--- begin PROVIDED DATA ---

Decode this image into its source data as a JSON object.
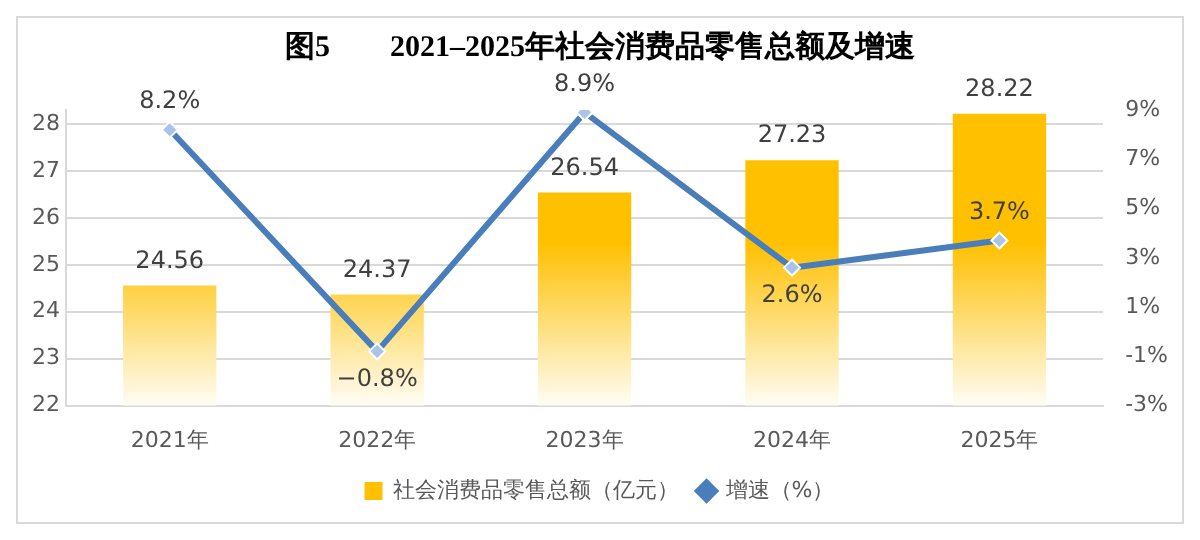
{
  "chart_data": {
    "type": "bar",
    "title": "图5        2021–2025年社会消费品零售总额及增速",
    "categories": [
      "2021年",
      "2022年",
      "2023年",
      "2024年",
      "2025年"
    ],
    "series": [
      {
        "name": "社会消费品零售总额（亿元）",
        "color": "#ffc000",
        "values": [
          24.56,
          24.37,
          26.54,
          27.23,
          28.22
        ],
        "value_labels": [
          "24.56",
          "24.37",
          "26.54",
          "27.23",
          "28.22"
        ]
      },
      {
        "name": "增速（%）",
        "type": "line",
        "axis": "y2",
        "color": "#4a7ebb",
        "marker": "diamond",
        "values": [
          8.2,
          -0.8,
          8.9,
          2.6,
          3.7
        ],
        "value_labels": [
          "8.2%",
          "−0.8%",
          "8.9%",
          "2.6%",
          "3.7%"
        ]
      }
    ],
    "ylim": [
      22,
      28.3
    ],
    "yticks": [
      22,
      23,
      24,
      25,
      26,
      27,
      28
    ],
    "y2lim": [
      -3,
      9
    ],
    "y2ticks": [
      {
        "value": -3,
        "label": "-3%"
      },
      {
        "value": -1,
        "label": "-1%"
      },
      {
        "value": 1,
        "label": "1%"
      },
      {
        "value": 3,
        "label": "3%"
      },
      {
        "value": 5,
        "label": "5%"
      },
      {
        "value": 7,
        "label": "7%"
      },
      {
        "value": 9,
        "label": "9%"
      }
    ],
    "grid": "y",
    "legend": "bottom"
  }
}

--- end PROVIDED DATA ---

EXERCISE PROMPT: From start to finish, output the listing exactly, but omit its pictures.

PROBLEM SOLUTION:
Decode this image into its source data as a JSON object.
{
  "chart_data": {
    "type": "bar",
    "title": "图5        2021–2025年社会消费品零售总额及增速",
    "categories": [
      "2021年",
      "2022年",
      "2023年",
      "2024年",
      "2025年"
    ],
    "series": [
      {
        "name": "社会消费品零售总额（亿元）",
        "color": "#ffc000",
        "values": [
          24.56,
          24.37,
          26.54,
          27.23,
          28.22
        ],
        "value_labels": [
          "24.56",
          "24.37",
          "26.54",
          "27.23",
          "28.22"
        ]
      },
      {
        "name": "增速（%）",
        "type": "line",
        "axis": "y2",
        "color": "#4a7ebb",
        "marker": "diamond",
        "values": [
          8.2,
          -0.8,
          8.9,
          2.6,
          3.7
        ],
        "value_labels": [
          "8.2%",
          "−0.8%",
          "8.9%",
          "2.6%",
          "3.7%"
        ]
      }
    ],
    "ylim": [
      22,
      28.3
    ],
    "yticks": [
      22,
      23,
      24,
      25,
      26,
      27,
      28
    ],
    "y2lim": [
      -3,
      9
    ],
    "y2ticks": [
      {
        "value": -3,
        "label": "-3%"
      },
      {
        "value": -1,
        "label": "-1%"
      },
      {
        "value": 1,
        "label": "1%"
      },
      {
        "value": 3,
        "label": "3%"
      },
      {
        "value": 5,
        "label": "5%"
      },
      {
        "value": 7,
        "label": "7%"
      },
      {
        "value": 9,
        "label": "9%"
      }
    ],
    "grid": "y",
    "legend": "bottom"
  }
}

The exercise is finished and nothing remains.